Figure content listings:
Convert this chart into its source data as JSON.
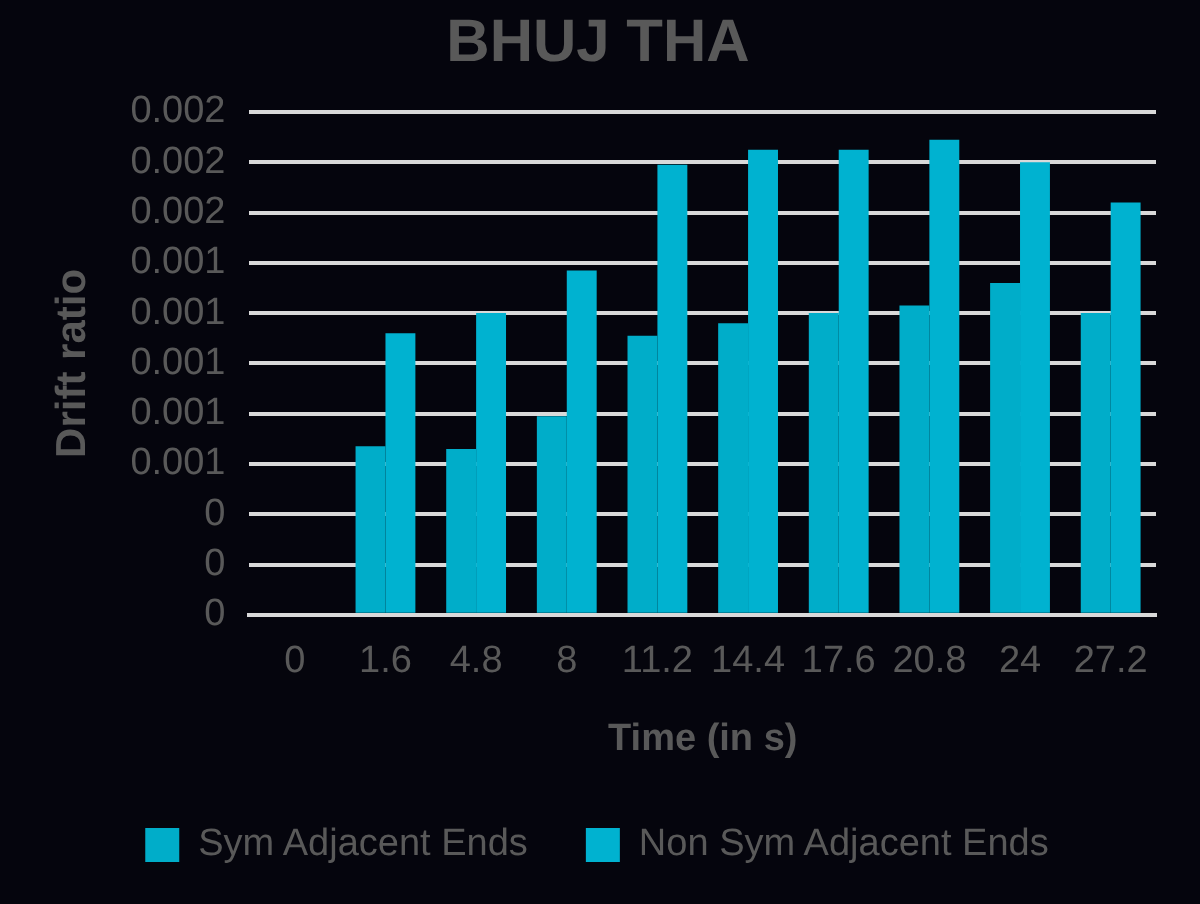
{
  "chart_data": {
    "type": "bar",
    "title": "BHUJ THA",
    "xlabel": "Time (in s)",
    "ylabel": "Drift ratio",
    "categories": [
      "0",
      "1.6",
      "4.8",
      "8",
      "11.2",
      "14.4",
      "17.6",
      "20.8",
      "24",
      "27.2"
    ],
    "series": [
      {
        "name": "Sym Adjacent Ends",
        "color": "#00adc9",
        "values": [
          0,
          0.00067,
          0.00066,
          0.00079,
          0.00111,
          0.00116,
          0.0012,
          0.00123,
          0.00132,
          0.0012
        ]
      },
      {
        "name": "Non Sym Adjacent Ends",
        "color": "#00b2d0",
        "values": [
          0,
          0.00112,
          0.0012,
          0.00137,
          0.00179,
          0.00185,
          0.00185,
          0.00189,
          0.0018,
          0.00164
        ]
      }
    ],
    "ylim": [
      0,
      0.002
    ],
    "yticks": [
      {
        "value": 0,
        "label": "0"
      },
      {
        "value": 0.0002,
        "label": "0"
      },
      {
        "value": 0.0004,
        "label": "0"
      },
      {
        "value": 0.0006,
        "label": "0.001"
      },
      {
        "value": 0.0008,
        "label": "0.001"
      },
      {
        "value": 0.001,
        "label": "0.001"
      },
      {
        "value": 0.0012,
        "label": "0.001"
      },
      {
        "value": 0.0014,
        "label": "0.001"
      },
      {
        "value": 0.0016,
        "label": "0.002"
      },
      {
        "value": 0.0018,
        "label": "0.002"
      },
      {
        "value": 0.002,
        "label": "0.002"
      }
    ],
    "grid": "y",
    "legend": "bottom"
  }
}
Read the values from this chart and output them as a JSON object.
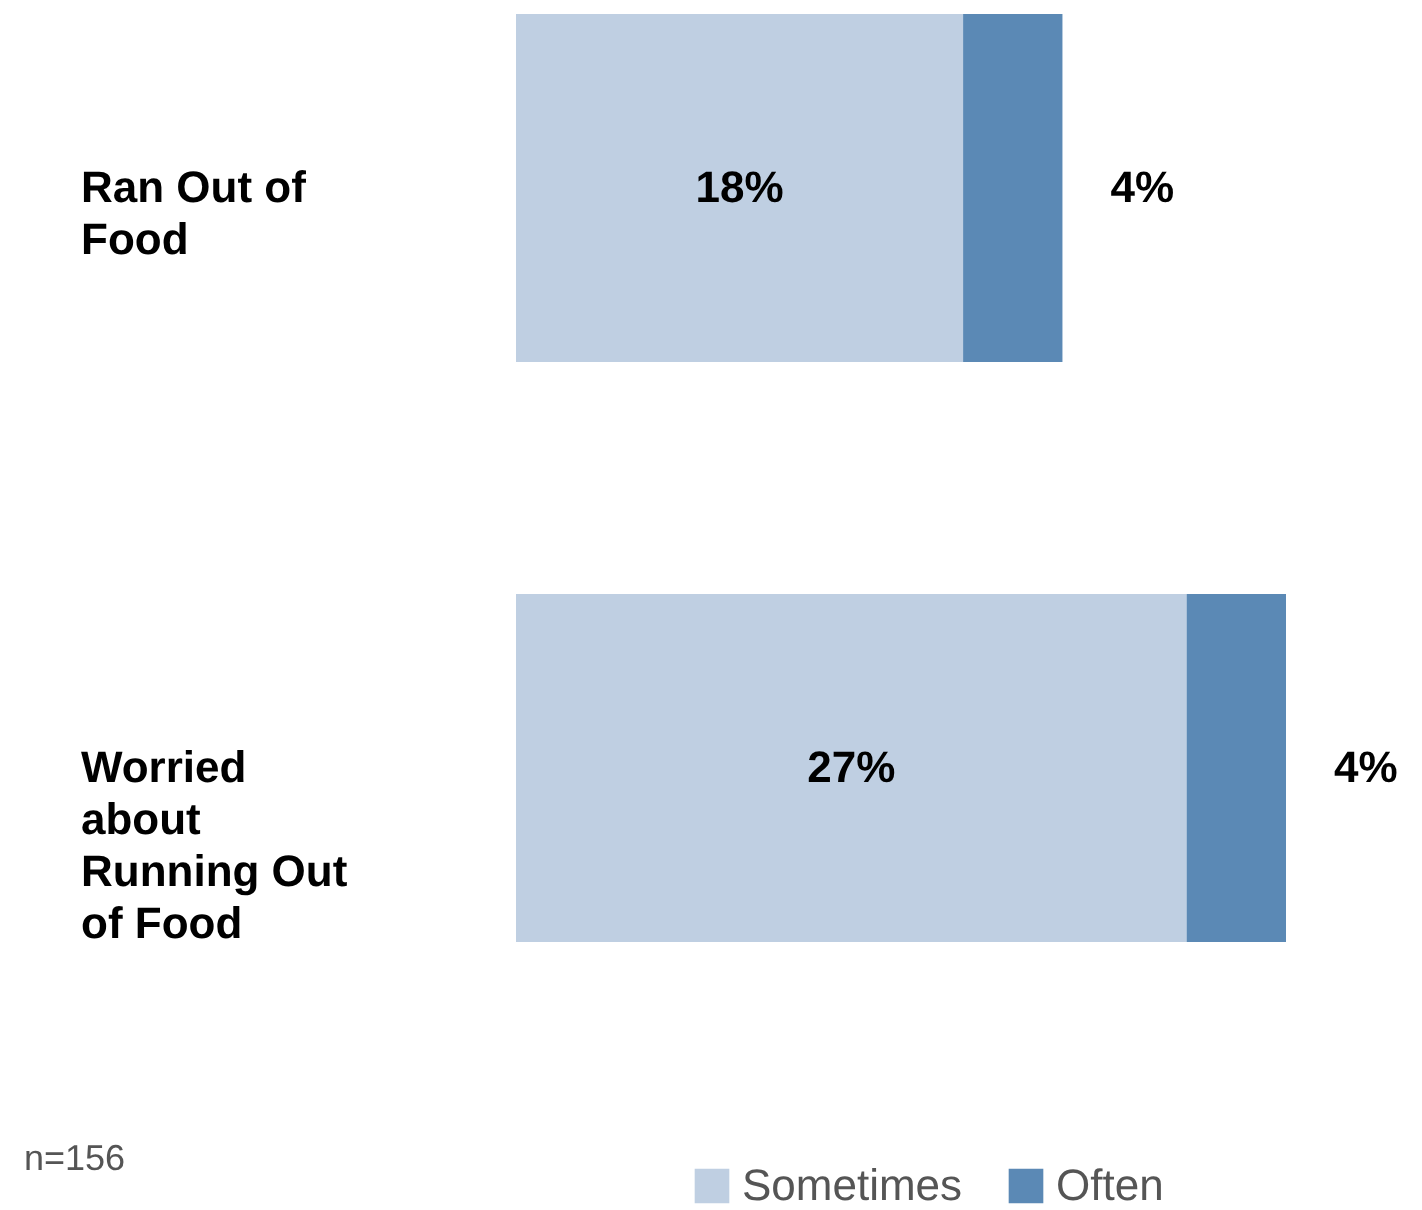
{
  "chart_data": {
    "type": "bar",
    "orientation": "horizontal",
    "stacked": true,
    "categories": [
      "Ran Out of Food",
      "Worried about Running Out of Food"
    ],
    "series": [
      {
        "name": "Sometimes",
        "color": "#bfcfe2",
        "values": [
          18,
          27
        ],
        "value_labels": [
          "18%",
          "27%"
        ]
      },
      {
        "name": "Often",
        "color": "#5b89b5",
        "values": [
          4,
          4
        ],
        "value_labels": [
          "4%",
          "4%"
        ]
      }
    ],
    "legend": "bottom right",
    "grid": false,
    "tick_labels": "y",
    "annotations": [
      "n=156"
    ]
  }
}
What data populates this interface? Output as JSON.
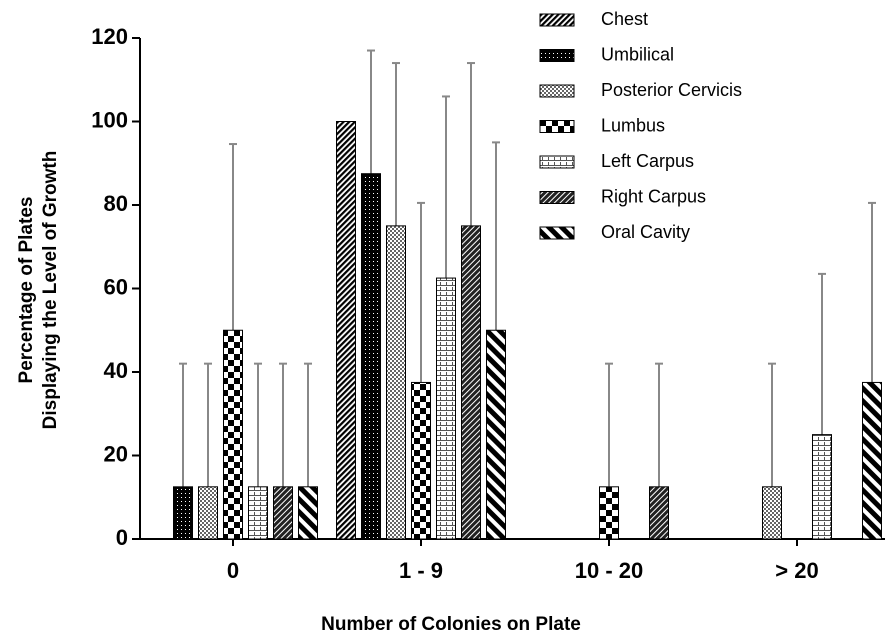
{
  "chart_data": {
    "type": "bar",
    "xlabel": "Number of Colonies on Plate",
    "ylabel": [
      "Percentage of Plates",
      "Displaying the Level of Growth"
    ],
    "categories": [
      "0",
      "1 - 9",
      "10 - 20",
      "> 20"
    ],
    "ylim": [
      0,
      120
    ],
    "yticks": [
      0,
      20,
      40,
      60,
      80,
      100,
      120
    ],
    "error_color": "#888888",
    "series": [
      {
        "name": "Chest",
        "pattern": "hatch-fine",
        "values": [
          0,
          100,
          0,
          0
        ],
        "errors": [
          null,
          null,
          null,
          null
        ]
      },
      {
        "name": "Umbilical",
        "pattern": "dots-dark",
        "values": [
          12.5,
          87.5,
          0,
          0
        ],
        "errors": [
          29.5,
          29.5,
          null,
          null
        ]
      },
      {
        "name": "Posterior Cervicis",
        "pattern": "crosshatch",
        "values": [
          12.5,
          75,
          0,
          12.5
        ],
        "errors": [
          29.5,
          39,
          null,
          29.5
        ]
      },
      {
        "name": "Lumbus",
        "pattern": "checker",
        "values": [
          50,
          37.5,
          12.5,
          0
        ],
        "errors": [
          44.6,
          43,
          29.5,
          null
        ]
      },
      {
        "name": "Left Carpus",
        "pattern": "bricks",
        "values": [
          12.5,
          62.5,
          0,
          25
        ],
        "errors": [
          29.5,
          43.5,
          null,
          38.5
        ]
      },
      {
        "name": "Right Carpus",
        "pattern": "hatch-dark",
        "values": [
          12.5,
          75,
          12.5,
          0
        ],
        "errors": [
          29.5,
          39,
          29.5,
          null
        ]
      },
      {
        "name": "Oral Cavity",
        "pattern": "stripes-wide",
        "values": [
          12.5,
          50,
          0,
          37.5
        ],
        "errors": [
          29.5,
          45,
          null,
          43
        ]
      }
    ]
  }
}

### Exercise:
Reproduce the listing above exactly, excluding all pictures.

### Exercise output:
Convert this chart into its source data as JSON.
{
  "chart_data": {
    "type": "bar",
    "title": "BHUJ THA",
    "xlabel": "Time (in s)",
    "ylabel": "Drift ratio",
    "categories": [
      "0",
      "1.6",
      "4.8",
      "8",
      "11.2",
      "14.4",
      "17.6",
      "20.8",
      "24",
      "27.2"
    ],
    "series": [
      {
        "name": "Sym Adjacent Ends",
        "color": "#00adc9",
        "values": [
          0,
          0.00067,
          0.00066,
          0.00079,
          0.00111,
          0.00116,
          0.0012,
          0.00123,
          0.00132,
          0.0012
        ]
      },
      {
        "name": "Non Sym Adjacent Ends",
        "color": "#00b2d0",
        "values": [
          0,
          0.00112,
          0.0012,
          0.00137,
          0.00179,
          0.00185,
          0.00185,
          0.00189,
          0.0018,
          0.00164
        ]
      }
    ],
    "ylim": [
      0,
      0.002
    ],
    "yticks": [
      {
        "value": 0,
        "label": "0"
      },
      {
        "value": 0.0002,
        "label": "0"
      },
      {
        "value": 0.0004,
        "label": "0"
      },
      {
        "value": 0.0006,
        "label": "0.001"
      },
      {
        "value": 0.0008,
        "label": "0.001"
      },
      {
        "value": 0.001,
        "label": "0.001"
      },
      {
        "value": 0.0012,
        "label": "0.001"
      },
      {
        "value": 0.0014,
        "label": "0.001"
      },
      {
        "value": 0.0016,
        "label": "0.002"
      },
      {
        "value": 0.0018,
        "label": "0.002"
      },
      {
        "value": 0.002,
        "label": "0.002"
      }
    ],
    "grid": "y",
    "legend": "bottom"
  }
}
Read the values from this chart and output them as a JSON object.
{
  "chart_data": {
    "type": "bar",
    "orientation": "horizontal",
    "stacked": true,
    "categories": [
      "Ran Out of Food",
      "Worried about Running Out of Food"
    ],
    "series": [
      {
        "name": "Sometimes",
        "color": "#bfcfe2",
        "values": [
          18,
          27
        ],
        "value_labels": [
          "18%",
          "27%"
        ]
      },
      {
        "name": "Often",
        "color": "#5b89b5",
        "values": [
          4,
          4
        ],
        "value_labels": [
          "4%",
          "4%"
        ]
      }
    ],
    "legend": "bottom right",
    "grid": false,
    "tick_labels": "y",
    "annotations": [
      "n=156"
    ]
  }
}
What data populates this interface? Output as JSON.
{
  "chart_data": {
    "type": "bar",
    "xlabel": "Number of Colonies on Plate",
    "ylabel": [
      "Percentage of Plates",
      "Displaying the Level of Growth"
    ],
    "categories": [
      "0",
      "1 - 9",
      "10 - 20",
      "> 20"
    ],
    "ylim": [
      0,
      120
    ],
    "yticks": [
      0,
      20,
      40,
      60,
      80,
      100,
      120
    ],
    "error_color": "#888888",
    "series": [
      {
        "name": "Chest",
        "pattern": "hatch-fine",
        "values": [
          0,
          100,
          0,
          0
        ],
        "errors": [
          null,
          null,
          null,
          null
        ]
      },
      {
        "name": "Umbilical",
        "pattern": "dots-dark",
        "values": [
          12.5,
          87.5,
          0,
          0
        ],
        "errors": [
          29.5,
          29.5,
          null,
          null
        ]
      },
      {
        "name": "Posterior Cervicis",
        "pattern": "crosshatch",
        "values": [
          12.5,
          75,
          0,
          12.5
        ],
        "errors": [
          29.5,
          39,
          null,
          29.5
        ]
      },
      {
        "name": "Lumbus",
        "pattern": "checker",
        "values": [
          50,
          37.5,
          12.5,
          0
        ],
        "errors": [
          44.6,
          43,
          29.5,
          null
        ]
      },
      {
        "name": "Left Carpus",
        "pattern": "bricks",
        "values": [
          12.5,
          62.5,
          0,
          25
        ],
        "errors": [
          29.5,
          43.5,
          null,
          38.5
        ]
      },
      {
        "name": "Right Carpus",
        "pattern": "hatch-dark",
        "values": [
          12.5,
          75,
          12.5,
          0
        ],
        "errors": [
          29.5,
          39,
          29.5,
          null
        ]
      },
      {
        "name": "Oral Cavity",
        "pattern": "stripes-wide",
        "values": [
          12.5,
          50,
          0,
          37.5
        ],
        "errors": [
          29.5,
          45,
          null,
          43
        ]
      }
    ]
  }
}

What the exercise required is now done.